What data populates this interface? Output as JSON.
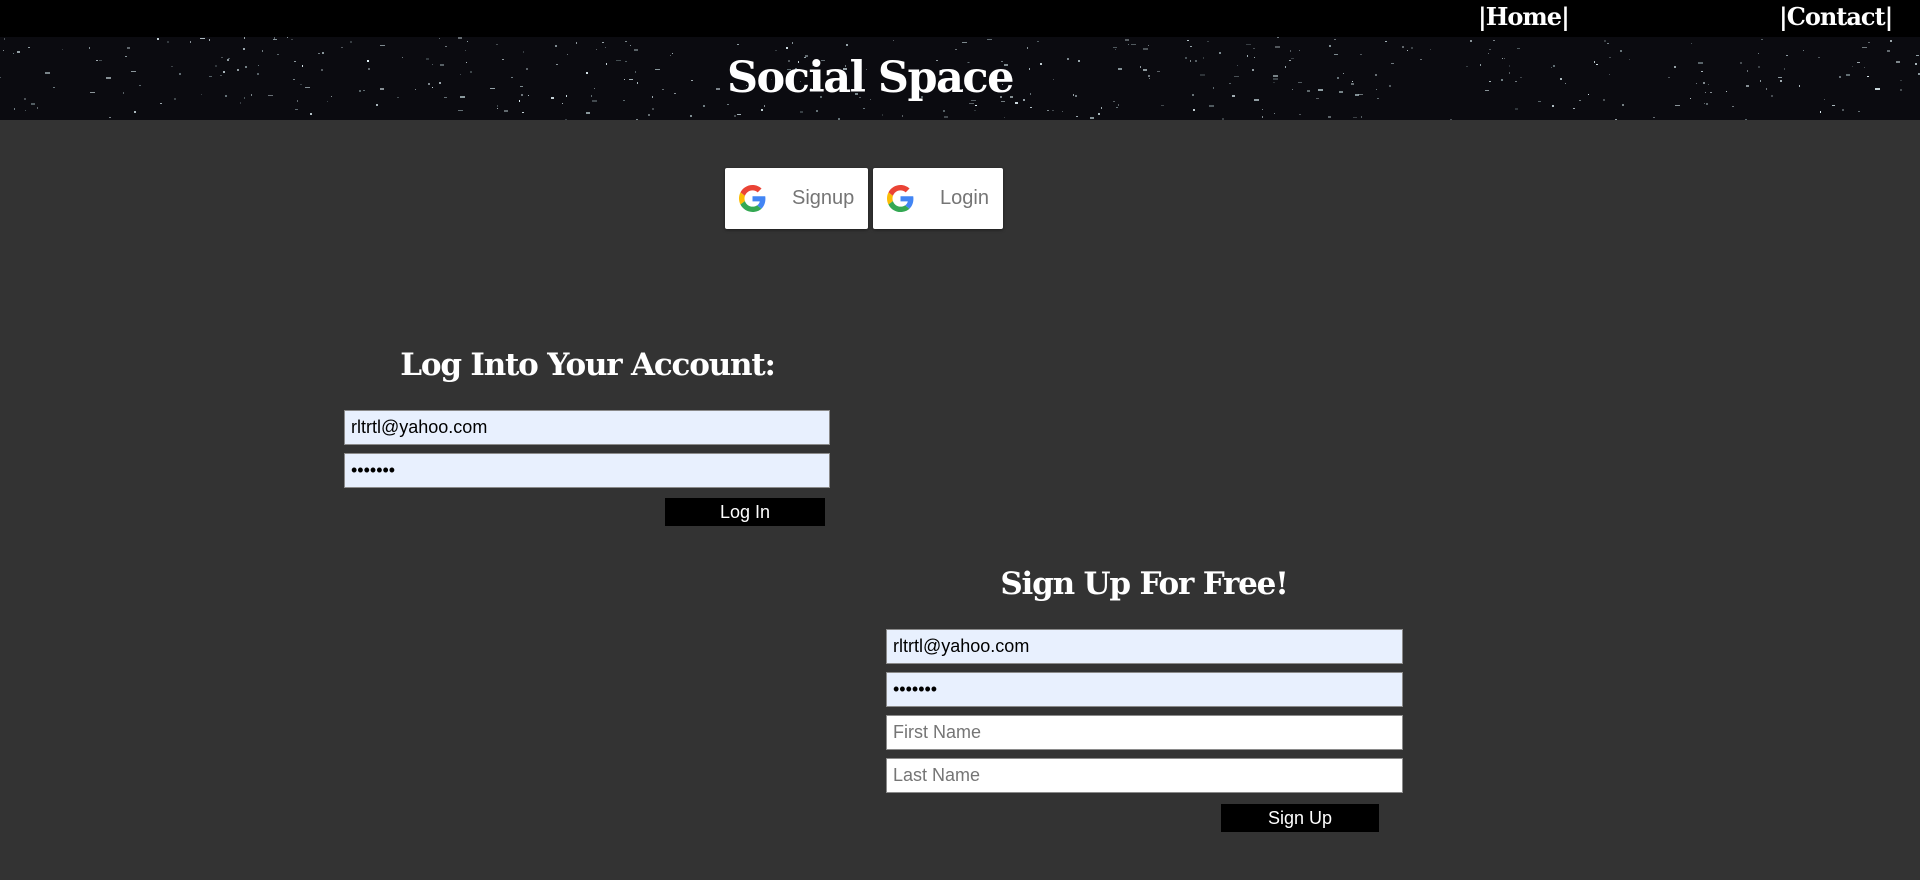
{
  "nav": {
    "home_label": "|Home|",
    "contact_label": "|Contact|"
  },
  "header": {
    "title": "Social Space"
  },
  "oauth": {
    "signup_label": "Signup",
    "login_label": "Login"
  },
  "login": {
    "heading": "Log Into Your Account:",
    "email_value": "rltrtl@yahoo.com",
    "password_value": "1234567",
    "submit_label": "Log In"
  },
  "signup": {
    "heading": "Sign Up For Free!",
    "email_value": "rltrtl@yahoo.com",
    "password_value": "1234567",
    "first_name_placeholder": "First Name",
    "last_name_placeholder": "Last Name",
    "submit_label": "Sign Up"
  },
  "colors": {
    "page_background": "#333333",
    "nav_background": "#000000",
    "banner_background": "#0b0b10",
    "autofill_background": "#e8f0fe",
    "button_background": "#000000",
    "google_button_text": "#757575"
  },
  "icons": {
    "oauth": "google-g-icon"
  }
}
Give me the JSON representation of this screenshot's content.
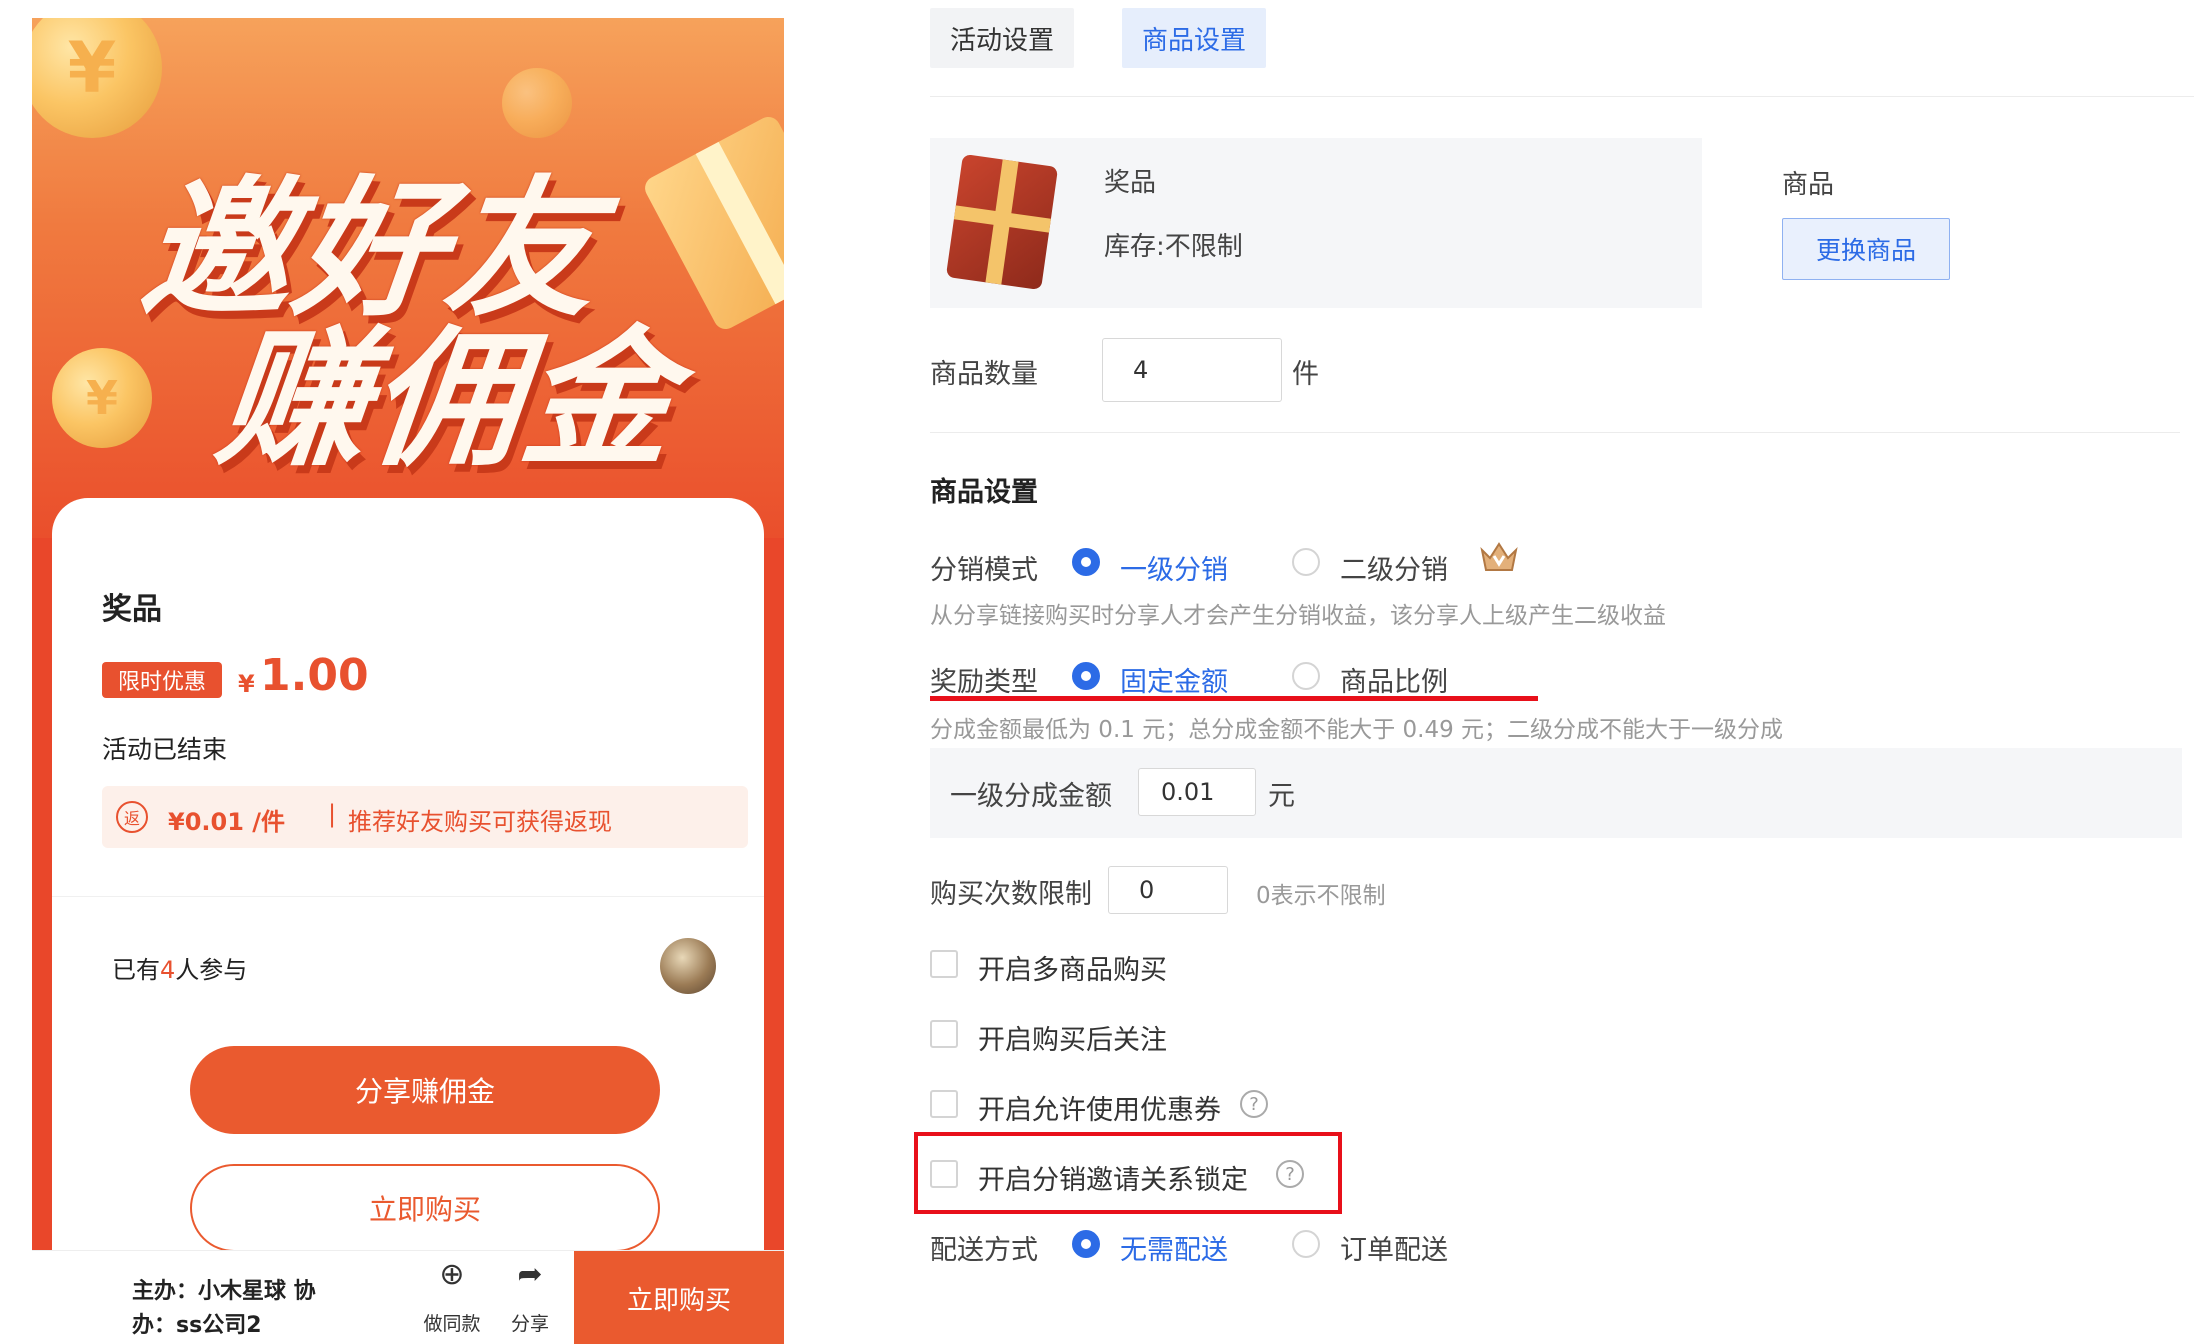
{
  "preview": {
    "banner_line1": "邀好友",
    "banner_line2": "赚佣金",
    "coin_glyph": "¥",
    "prize_label": "奖品",
    "limited_tag": "限时优惠",
    "price_symbol": "¥",
    "price": "1.00",
    "status": "活动已结束",
    "rebate_icon": "返",
    "rebate_amount": "¥0.01 /件",
    "rebate_sep": "|",
    "rebate_text": "推荐好友购买可获得返现",
    "joined_prefix": "已有",
    "joined_count": "4",
    "joined_suffix": "人参与",
    "share_button": "分享赚佣金",
    "buy_button": "立即购买",
    "footer": {
      "organizer_line1": "主办：小木星球 协",
      "organizer_line2": "办：ss公司2",
      "copy_icon": "⊕",
      "copy_label": "做同款",
      "share_icon": "➦",
      "share_label": "分享",
      "buy_label": "立即购买"
    }
  },
  "tabs": {
    "activity": "活动设置",
    "product": "商品设置"
  },
  "product_card": {
    "name": "奖品",
    "stock": "库存:不限制",
    "goods_label": "商品",
    "change_button": "更换商品"
  },
  "quantity": {
    "label": "商品数量",
    "value": "4",
    "unit": "件"
  },
  "settings": {
    "section_title": "商品设置",
    "distribution_mode": {
      "label": "分销模式",
      "option1": "一级分销",
      "option2": "二级分销",
      "hint": "从分享链接购买时分享人才会产生分销收益，该分享人上级产生二级收益"
    },
    "reward_type": {
      "label": "奖励类型",
      "option1": "固定金额",
      "option2": "商品比例",
      "hint": "分成金额最低为 0.1 元；总分成金额不能大于 0.49 元；二级分成不能大于一级分成"
    },
    "first_level": {
      "label": "一级分成金额",
      "value": "0.01",
      "unit": "元"
    },
    "purchase_limit": {
      "label": "购买次数限制",
      "value": "0",
      "hint": "0表示不限制"
    },
    "checkboxes": {
      "multi_product": "开启多商品购买",
      "follow_after_purchase": "开启购买后关注",
      "allow_coupons": "开启允许使用优惠券",
      "lock_relationship": "开启分销邀请关系锁定"
    },
    "delivery": {
      "label": "配送方式",
      "option1": "无需配送",
      "option2": "订单配送"
    },
    "help_glyph": "?"
  },
  "colors": {
    "accent_orange": "#ea5a2f",
    "accent_blue": "#2c6be6",
    "highlight_red": "#e8101a"
  }
}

REQUIRED TASK » Copy everything in the records above except the pictures, exactly as written.

EXERCISE OUTPUT »
What data populates this interface? Output as JSON.
{
  "nav": {
    "home_label": "|Home|",
    "contact_label": "|Contact|"
  },
  "header": {
    "title": "Social Space"
  },
  "oauth": {
    "signup_label": "Signup",
    "login_label": "Login"
  },
  "login": {
    "heading": "Log Into Your Account:",
    "email_value": "rltrtl@yahoo.com",
    "password_value": "1234567",
    "submit_label": "Log In"
  },
  "signup": {
    "heading": "Sign Up For Free!",
    "email_value": "rltrtl@yahoo.com",
    "password_value": "1234567",
    "first_name_placeholder": "First Name",
    "last_name_placeholder": "Last Name",
    "submit_label": "Sign Up"
  },
  "colors": {
    "page_background": "#333333",
    "nav_background": "#000000",
    "banner_background": "#0b0b10",
    "autofill_background": "#e8f0fe",
    "button_background": "#000000",
    "google_button_text": "#757575"
  },
  "icons": {
    "oauth": "google-g-icon"
  }
}
Give me the JSON representation of this screenshot's content.
{
  "preview": {
    "banner_line1": "邀好友",
    "banner_line2": "赚佣金",
    "coin_glyph": "¥",
    "prize_label": "奖品",
    "limited_tag": "限时优惠",
    "price_symbol": "¥",
    "price": "1.00",
    "status": "活动已结束",
    "rebate_icon": "返",
    "rebate_amount": "¥0.01 /件",
    "rebate_sep": "|",
    "rebate_text": "推荐好友购买可获得返现",
    "joined_prefix": "已有",
    "joined_count": "4",
    "joined_suffix": "人参与",
    "share_button": "分享赚佣金",
    "buy_button": "立即购买",
    "footer": {
      "organizer_line1": "主办：小木星球 协",
      "organizer_line2": "办：ss公司2",
      "copy_icon": "⊕",
      "copy_label": "做同款",
      "share_icon": "➦",
      "share_label": "分享",
      "buy_label": "立即购买"
    }
  },
  "tabs": {
    "activity": "活动设置",
    "product": "商品设置"
  },
  "product_card": {
    "name": "奖品",
    "stock": "库存:不限制",
    "goods_label": "商品",
    "change_button": "更换商品"
  },
  "quantity": {
    "label": "商品数量",
    "value": "4",
    "unit": "件"
  },
  "settings": {
    "section_title": "商品设置",
    "distribution_mode": {
      "label": "分销模式",
      "option1": "一级分销",
      "option2": "二级分销",
      "hint": "从分享链接购买时分享人才会产生分销收益，该分享人上级产生二级收益"
    },
    "reward_type": {
      "label": "奖励类型",
      "option1": "固定金额",
      "option2": "商品比例",
      "hint": "分成金额最低为 0.1 元；总分成金额不能大于 0.49 元；二级分成不能大于一级分成"
    },
    "first_level": {
      "label": "一级分成金额",
      "value": "0.01",
      "unit": "元"
    },
    "purchase_limit": {
      "label": "购买次数限制",
      "value": "0",
      "hint": "0表示不限制"
    },
    "checkboxes": {
      "multi_product": "开启多商品购买",
      "follow_after_purchase": "开启购买后关注",
      "allow_coupons": "开启允许使用优惠券",
      "lock_relationship": "开启分销邀请关系锁定"
    },
    "delivery": {
      "label": "配送方式",
      "option1": "无需配送",
      "option2": "订单配送"
    },
    "help_glyph": "?"
  },
  "colors": {
    "accent_orange": "#ea5a2f",
    "accent_blue": "#2c6be6",
    "highlight_red": "#e8101a"
  }
}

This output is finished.